Problem requirements: Scan the material and copy every line in which "gram" appears.

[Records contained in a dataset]

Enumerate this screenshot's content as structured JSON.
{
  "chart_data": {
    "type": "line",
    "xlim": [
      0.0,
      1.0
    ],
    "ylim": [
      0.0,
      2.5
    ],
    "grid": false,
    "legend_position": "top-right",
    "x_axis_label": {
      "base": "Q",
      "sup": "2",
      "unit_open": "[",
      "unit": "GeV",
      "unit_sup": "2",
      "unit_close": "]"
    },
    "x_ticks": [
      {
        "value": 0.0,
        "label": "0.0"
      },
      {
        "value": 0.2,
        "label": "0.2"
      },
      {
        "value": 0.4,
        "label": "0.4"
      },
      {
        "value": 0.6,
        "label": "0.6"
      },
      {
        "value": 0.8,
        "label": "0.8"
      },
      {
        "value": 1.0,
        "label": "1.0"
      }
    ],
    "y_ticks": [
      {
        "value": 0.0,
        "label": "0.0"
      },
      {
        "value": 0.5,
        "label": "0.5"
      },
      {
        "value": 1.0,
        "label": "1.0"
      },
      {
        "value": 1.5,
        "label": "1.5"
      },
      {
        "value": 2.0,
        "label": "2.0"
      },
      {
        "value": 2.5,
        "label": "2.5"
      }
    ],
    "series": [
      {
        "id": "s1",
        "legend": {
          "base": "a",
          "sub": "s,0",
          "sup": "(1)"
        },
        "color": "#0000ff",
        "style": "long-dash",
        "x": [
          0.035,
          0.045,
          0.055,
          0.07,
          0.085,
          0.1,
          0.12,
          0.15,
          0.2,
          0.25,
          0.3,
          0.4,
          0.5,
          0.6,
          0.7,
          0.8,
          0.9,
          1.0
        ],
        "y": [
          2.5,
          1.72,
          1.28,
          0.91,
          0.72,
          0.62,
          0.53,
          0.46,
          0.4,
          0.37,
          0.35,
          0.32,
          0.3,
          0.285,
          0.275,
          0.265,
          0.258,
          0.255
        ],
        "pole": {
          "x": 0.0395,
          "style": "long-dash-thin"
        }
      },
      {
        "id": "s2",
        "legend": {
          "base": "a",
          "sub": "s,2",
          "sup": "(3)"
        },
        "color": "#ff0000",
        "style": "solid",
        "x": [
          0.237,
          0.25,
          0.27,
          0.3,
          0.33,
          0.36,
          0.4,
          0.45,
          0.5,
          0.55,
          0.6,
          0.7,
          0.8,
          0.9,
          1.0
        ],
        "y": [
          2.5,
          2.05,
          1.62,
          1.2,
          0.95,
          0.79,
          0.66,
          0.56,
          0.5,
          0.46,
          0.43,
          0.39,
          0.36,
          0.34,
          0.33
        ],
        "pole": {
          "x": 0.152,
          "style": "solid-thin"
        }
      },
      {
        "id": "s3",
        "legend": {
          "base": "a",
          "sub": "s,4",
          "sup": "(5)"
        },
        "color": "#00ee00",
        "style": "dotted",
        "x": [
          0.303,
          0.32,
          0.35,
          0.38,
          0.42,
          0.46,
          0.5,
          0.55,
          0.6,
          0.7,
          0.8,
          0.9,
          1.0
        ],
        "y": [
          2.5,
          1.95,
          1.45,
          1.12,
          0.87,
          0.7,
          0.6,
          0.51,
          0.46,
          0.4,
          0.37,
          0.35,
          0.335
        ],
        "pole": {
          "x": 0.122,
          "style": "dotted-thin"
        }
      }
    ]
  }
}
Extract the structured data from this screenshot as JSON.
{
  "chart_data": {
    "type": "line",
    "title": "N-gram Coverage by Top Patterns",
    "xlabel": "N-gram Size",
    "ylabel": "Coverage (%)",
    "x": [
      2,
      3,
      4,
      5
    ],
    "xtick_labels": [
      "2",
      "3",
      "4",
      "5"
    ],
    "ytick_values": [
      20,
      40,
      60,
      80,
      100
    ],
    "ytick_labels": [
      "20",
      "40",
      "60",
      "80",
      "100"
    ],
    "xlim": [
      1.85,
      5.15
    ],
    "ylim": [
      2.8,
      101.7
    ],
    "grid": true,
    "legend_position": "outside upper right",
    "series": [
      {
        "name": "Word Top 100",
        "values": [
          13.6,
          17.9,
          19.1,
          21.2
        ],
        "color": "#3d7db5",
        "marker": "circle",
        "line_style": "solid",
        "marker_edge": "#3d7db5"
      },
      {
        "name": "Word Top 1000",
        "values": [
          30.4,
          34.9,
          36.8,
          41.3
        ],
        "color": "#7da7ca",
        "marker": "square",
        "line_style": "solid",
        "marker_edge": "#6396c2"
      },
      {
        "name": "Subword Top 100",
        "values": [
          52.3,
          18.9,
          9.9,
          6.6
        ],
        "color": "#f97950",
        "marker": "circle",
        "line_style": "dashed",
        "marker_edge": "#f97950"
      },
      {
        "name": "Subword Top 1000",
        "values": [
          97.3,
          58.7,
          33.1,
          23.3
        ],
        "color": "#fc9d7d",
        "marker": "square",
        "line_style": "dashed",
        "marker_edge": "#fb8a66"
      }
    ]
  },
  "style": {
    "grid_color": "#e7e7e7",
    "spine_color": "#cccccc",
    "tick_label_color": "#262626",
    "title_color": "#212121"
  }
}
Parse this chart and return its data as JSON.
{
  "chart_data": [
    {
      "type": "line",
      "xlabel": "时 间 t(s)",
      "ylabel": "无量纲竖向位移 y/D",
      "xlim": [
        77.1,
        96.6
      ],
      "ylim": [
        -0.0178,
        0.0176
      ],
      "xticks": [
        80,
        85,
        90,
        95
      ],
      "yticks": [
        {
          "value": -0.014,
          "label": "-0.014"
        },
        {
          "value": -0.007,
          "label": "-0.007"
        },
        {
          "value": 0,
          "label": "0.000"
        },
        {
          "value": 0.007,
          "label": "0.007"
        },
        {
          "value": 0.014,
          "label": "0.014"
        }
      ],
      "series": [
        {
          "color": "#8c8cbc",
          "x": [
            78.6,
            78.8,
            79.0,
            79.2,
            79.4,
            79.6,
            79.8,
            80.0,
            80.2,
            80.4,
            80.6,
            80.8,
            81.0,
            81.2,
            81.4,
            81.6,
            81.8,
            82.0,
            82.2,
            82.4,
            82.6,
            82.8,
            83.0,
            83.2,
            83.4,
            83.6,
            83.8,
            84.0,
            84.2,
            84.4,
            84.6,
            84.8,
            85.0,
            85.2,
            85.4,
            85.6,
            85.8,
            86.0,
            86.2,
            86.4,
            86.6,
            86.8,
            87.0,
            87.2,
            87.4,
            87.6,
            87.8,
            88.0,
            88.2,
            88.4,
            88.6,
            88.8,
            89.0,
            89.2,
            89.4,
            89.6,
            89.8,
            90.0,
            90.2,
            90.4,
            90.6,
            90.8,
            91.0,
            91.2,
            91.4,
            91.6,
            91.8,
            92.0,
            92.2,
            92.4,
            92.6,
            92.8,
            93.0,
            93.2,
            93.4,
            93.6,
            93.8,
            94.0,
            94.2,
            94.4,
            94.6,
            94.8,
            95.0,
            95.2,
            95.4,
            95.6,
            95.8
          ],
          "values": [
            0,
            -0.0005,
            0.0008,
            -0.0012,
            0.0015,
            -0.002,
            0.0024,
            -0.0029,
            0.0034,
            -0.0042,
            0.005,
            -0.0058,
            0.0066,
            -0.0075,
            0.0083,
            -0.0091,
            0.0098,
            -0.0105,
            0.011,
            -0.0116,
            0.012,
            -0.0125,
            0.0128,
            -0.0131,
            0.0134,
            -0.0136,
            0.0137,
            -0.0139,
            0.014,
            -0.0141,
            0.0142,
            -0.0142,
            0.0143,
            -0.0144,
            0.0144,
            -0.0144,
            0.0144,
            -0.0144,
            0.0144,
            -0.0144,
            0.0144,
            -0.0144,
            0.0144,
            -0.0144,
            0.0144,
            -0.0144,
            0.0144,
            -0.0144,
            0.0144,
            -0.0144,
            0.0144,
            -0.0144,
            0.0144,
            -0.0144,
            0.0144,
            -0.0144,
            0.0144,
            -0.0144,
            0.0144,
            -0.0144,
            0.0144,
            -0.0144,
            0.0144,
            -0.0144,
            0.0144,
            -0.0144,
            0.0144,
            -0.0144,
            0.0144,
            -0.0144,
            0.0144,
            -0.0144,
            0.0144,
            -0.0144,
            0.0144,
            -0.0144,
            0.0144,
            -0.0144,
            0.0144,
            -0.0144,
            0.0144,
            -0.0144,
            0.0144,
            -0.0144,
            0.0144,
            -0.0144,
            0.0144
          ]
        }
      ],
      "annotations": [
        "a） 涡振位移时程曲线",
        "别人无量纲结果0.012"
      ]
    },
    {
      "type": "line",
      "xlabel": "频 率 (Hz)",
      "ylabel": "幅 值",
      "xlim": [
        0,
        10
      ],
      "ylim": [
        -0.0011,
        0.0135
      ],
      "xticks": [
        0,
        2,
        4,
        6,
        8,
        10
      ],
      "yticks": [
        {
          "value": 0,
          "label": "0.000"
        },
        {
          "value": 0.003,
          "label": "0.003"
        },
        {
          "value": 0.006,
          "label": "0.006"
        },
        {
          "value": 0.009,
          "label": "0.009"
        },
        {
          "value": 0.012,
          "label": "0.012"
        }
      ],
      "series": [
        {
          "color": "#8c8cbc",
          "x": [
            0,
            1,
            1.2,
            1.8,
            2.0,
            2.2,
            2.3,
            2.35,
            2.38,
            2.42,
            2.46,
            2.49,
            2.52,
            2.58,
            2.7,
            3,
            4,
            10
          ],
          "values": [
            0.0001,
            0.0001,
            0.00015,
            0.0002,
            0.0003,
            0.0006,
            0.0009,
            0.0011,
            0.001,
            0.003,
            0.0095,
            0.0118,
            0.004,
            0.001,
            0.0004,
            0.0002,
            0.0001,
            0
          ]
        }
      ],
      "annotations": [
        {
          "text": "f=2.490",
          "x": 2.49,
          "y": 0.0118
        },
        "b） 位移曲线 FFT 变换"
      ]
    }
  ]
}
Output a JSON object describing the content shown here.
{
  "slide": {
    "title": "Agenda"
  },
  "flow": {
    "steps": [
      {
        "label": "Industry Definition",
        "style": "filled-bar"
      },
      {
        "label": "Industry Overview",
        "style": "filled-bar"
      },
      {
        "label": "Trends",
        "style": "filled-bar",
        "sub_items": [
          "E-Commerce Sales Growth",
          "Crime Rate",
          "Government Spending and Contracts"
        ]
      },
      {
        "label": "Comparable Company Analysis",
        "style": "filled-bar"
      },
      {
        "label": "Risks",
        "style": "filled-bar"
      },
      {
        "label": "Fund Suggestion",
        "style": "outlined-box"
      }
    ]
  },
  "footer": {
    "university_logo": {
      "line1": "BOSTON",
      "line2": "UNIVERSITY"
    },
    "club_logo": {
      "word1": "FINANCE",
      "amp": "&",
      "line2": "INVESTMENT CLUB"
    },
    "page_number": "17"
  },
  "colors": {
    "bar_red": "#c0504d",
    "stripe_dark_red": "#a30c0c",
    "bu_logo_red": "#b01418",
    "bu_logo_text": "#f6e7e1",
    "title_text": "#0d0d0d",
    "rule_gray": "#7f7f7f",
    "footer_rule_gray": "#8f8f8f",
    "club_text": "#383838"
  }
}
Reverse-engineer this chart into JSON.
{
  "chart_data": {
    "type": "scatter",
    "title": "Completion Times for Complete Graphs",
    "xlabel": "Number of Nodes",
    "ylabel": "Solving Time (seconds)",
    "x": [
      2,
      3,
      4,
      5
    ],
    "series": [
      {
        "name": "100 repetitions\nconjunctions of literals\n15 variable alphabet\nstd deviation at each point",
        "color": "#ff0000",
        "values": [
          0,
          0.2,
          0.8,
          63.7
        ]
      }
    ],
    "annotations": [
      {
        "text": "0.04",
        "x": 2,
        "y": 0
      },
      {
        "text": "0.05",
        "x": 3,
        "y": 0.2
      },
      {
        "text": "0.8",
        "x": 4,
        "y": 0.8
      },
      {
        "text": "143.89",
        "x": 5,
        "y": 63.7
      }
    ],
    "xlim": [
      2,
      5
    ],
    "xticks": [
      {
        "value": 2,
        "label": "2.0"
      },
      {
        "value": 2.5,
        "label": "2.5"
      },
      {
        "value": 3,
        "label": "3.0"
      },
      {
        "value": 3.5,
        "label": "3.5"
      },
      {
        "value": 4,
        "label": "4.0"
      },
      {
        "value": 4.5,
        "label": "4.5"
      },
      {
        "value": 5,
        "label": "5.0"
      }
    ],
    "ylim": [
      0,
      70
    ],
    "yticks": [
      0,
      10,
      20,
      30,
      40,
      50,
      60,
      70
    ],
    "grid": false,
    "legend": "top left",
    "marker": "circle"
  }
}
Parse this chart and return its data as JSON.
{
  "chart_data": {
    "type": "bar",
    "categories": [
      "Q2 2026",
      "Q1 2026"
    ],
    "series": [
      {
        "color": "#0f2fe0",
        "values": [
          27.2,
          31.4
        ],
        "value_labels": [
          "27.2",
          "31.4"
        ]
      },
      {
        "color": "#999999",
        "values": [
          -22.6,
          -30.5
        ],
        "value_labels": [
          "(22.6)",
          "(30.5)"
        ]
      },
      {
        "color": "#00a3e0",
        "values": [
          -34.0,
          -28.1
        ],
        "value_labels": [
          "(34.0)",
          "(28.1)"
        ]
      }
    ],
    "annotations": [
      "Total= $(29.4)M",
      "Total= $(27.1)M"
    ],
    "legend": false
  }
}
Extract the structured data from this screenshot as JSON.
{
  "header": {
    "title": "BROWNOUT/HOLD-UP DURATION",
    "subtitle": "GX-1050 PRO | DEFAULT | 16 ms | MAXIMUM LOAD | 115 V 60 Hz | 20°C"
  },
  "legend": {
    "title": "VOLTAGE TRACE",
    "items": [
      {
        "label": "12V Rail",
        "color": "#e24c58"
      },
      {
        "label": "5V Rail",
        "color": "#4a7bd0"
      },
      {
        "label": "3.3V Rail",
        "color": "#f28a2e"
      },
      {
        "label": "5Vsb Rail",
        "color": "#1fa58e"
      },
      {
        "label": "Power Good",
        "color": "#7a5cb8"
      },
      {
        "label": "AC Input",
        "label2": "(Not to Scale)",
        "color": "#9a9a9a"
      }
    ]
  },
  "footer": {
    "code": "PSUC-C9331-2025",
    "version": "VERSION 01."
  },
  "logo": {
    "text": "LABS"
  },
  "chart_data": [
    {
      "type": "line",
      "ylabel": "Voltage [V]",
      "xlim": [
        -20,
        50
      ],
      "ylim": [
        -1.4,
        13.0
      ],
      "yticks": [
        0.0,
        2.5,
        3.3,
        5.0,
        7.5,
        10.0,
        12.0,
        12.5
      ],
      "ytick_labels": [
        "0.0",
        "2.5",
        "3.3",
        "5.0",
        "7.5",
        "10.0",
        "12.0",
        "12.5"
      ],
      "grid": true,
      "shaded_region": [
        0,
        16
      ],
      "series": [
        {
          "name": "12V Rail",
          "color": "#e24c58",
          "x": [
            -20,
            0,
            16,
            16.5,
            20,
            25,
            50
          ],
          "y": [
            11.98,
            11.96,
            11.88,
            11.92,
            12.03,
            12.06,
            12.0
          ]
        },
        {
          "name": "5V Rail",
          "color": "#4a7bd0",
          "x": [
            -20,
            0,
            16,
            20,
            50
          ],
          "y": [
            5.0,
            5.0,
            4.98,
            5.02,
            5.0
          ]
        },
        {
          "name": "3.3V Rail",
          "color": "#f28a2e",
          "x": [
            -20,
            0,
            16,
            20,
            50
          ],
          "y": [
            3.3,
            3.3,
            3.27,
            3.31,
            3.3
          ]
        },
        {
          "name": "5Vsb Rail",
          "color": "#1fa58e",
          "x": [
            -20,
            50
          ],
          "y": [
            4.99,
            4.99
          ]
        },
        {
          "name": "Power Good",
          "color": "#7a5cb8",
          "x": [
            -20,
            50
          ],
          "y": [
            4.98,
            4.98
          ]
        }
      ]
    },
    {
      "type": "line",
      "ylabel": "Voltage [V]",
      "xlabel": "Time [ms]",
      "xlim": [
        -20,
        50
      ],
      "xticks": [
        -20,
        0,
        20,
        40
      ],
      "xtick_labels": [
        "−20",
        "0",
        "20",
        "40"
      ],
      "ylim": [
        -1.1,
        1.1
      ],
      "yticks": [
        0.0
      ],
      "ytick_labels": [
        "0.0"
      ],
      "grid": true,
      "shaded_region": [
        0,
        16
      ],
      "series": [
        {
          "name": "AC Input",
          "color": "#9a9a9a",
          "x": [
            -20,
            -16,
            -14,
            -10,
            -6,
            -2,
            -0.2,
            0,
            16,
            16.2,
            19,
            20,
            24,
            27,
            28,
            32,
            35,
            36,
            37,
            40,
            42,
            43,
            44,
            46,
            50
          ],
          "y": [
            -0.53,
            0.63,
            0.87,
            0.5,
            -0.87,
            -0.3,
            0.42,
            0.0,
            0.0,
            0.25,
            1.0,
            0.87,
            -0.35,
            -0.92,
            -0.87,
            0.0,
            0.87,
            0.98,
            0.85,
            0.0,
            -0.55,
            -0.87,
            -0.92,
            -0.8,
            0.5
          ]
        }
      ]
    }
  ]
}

Response:
    "title": "N-gram Coverage by Top Patterns",
    "xlabel": "N-gram Size",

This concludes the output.